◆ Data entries

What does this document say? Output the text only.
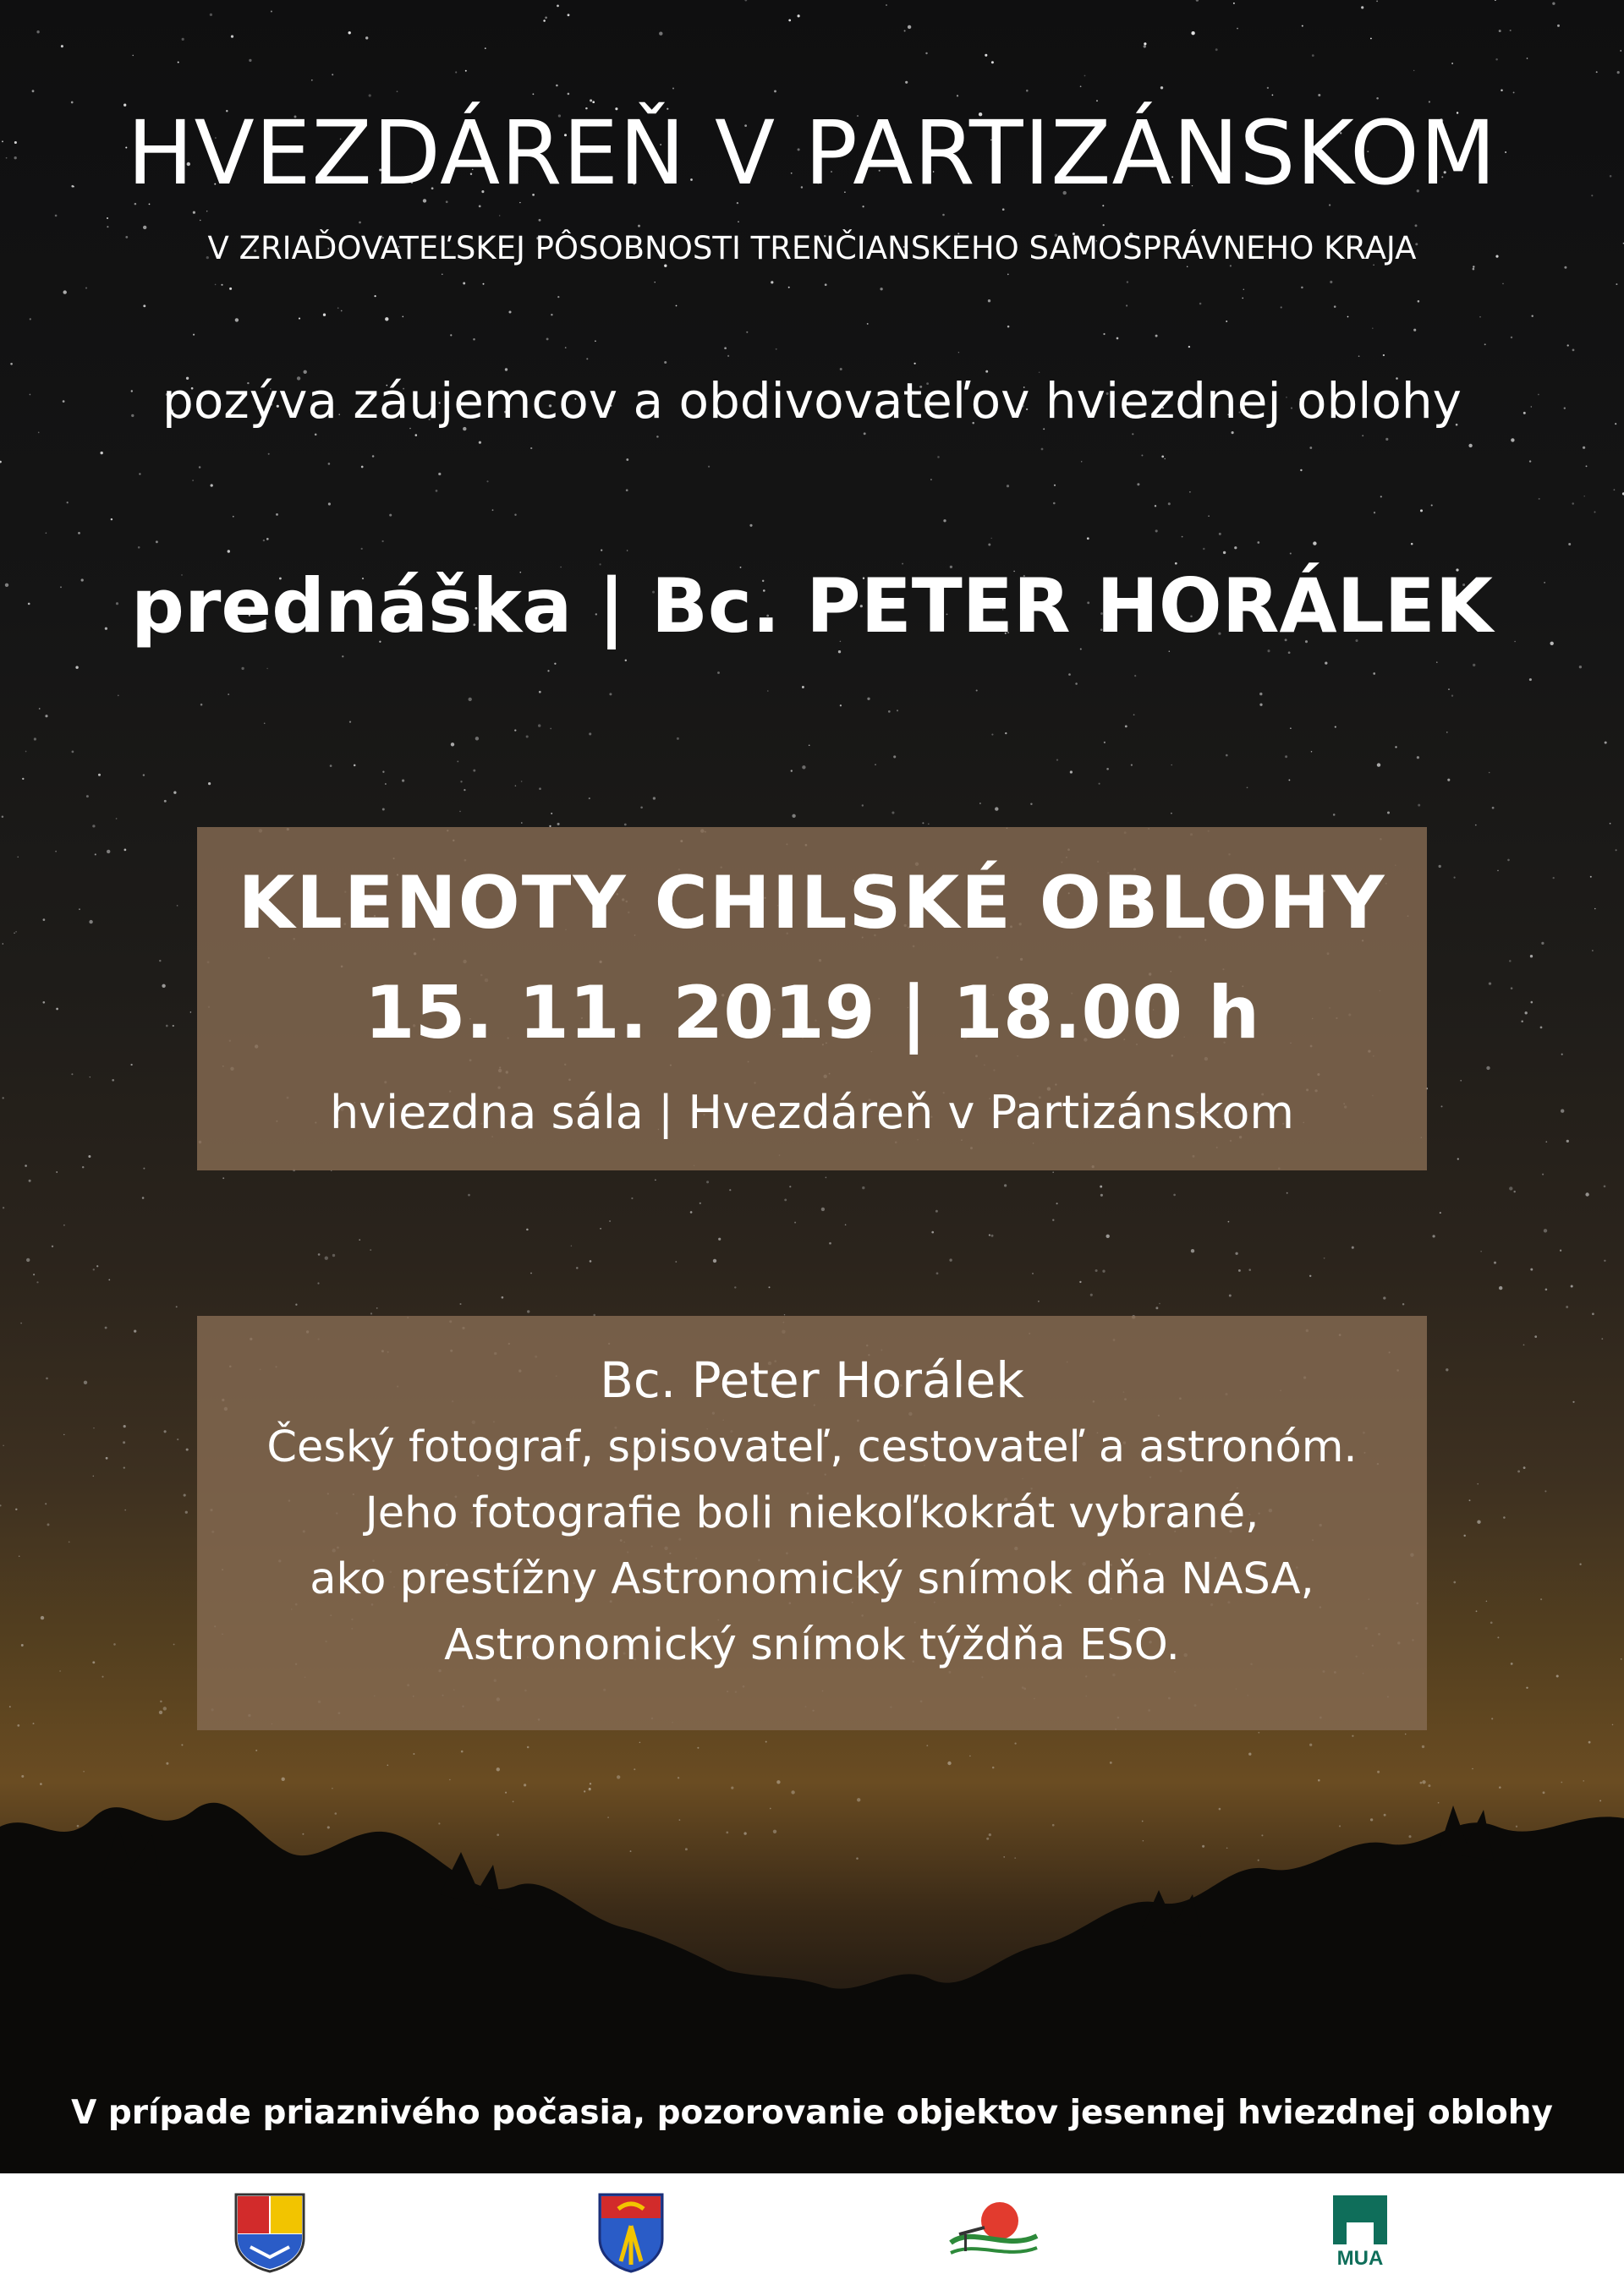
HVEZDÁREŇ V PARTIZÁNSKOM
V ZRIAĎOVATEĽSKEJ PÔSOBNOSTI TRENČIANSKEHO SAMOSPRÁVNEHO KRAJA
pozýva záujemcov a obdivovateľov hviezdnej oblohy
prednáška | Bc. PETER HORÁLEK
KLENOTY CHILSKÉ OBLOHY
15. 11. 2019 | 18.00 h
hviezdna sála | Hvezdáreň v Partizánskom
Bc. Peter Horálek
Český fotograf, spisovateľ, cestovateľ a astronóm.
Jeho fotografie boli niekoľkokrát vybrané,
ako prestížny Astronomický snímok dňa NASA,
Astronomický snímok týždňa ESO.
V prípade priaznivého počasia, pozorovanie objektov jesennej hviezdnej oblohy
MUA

◆ To do
Your task is to repeat the material above exactly, without its pictures.

◆ Reply to the exercise
What does this document say? Output the text only.
HVEZDÁREŇ V PARTIZÁNSKOM
V ZRIAĎOVATEĽSKEJ PÔSOBNOSTI TRENČIANSKEHO SAMOSPRÁVNEHO KRAJA
pozýva záujemcov a obdivovateľov hviezdnej oblohy
prednáška | Bc. PETER HORÁLEK
KLENOTY CHILSKÉ OBLOHY
15. 11. 2019 | 18.00 h
hviezdna sála | Hvezdáreň v Partizánskom
Bc. Peter Horálek
Český fotograf, spisovateľ, cestovateľ a astronóm.
Jeho fotografie boli niekoľkokrát vybrané,
ako prestížny Astronomický snímok dňa NASA,
Astronomický snímok týždňa ESO.
V prípade priaznivého počasia, pozorovanie objektov jesennej hviezdnej oblohy
MUA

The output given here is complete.